--- DO THIS ---
Make an exact copy of all the data.

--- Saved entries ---
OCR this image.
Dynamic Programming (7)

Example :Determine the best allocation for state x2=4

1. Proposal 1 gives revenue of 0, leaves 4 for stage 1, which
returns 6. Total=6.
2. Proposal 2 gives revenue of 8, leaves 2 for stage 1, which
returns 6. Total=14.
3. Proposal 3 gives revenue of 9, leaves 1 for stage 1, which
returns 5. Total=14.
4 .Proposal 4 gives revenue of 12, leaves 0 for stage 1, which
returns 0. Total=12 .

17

--- SOLUTION TO THIS TASK ---
OCR this image.
Dynamic Programming (7)

Example :Determine the best allocation for state x2=4

1. Proposal 1 gives revenue of 0, leaves 4 for stage 1, which
returns 6. Total=6.
2. Proposal 2 gives revenue of 8, leaves 2 for stage 1, which
returns 6. Total=14.
3. Proposal 3 gives revenue of 9, leaves 1 for stage 1, which
returns 5. Total=14.
4 .Proposal 4 gives revenue of 12, leaves 0 for stage 1, which
returns 0. Total=12 .

17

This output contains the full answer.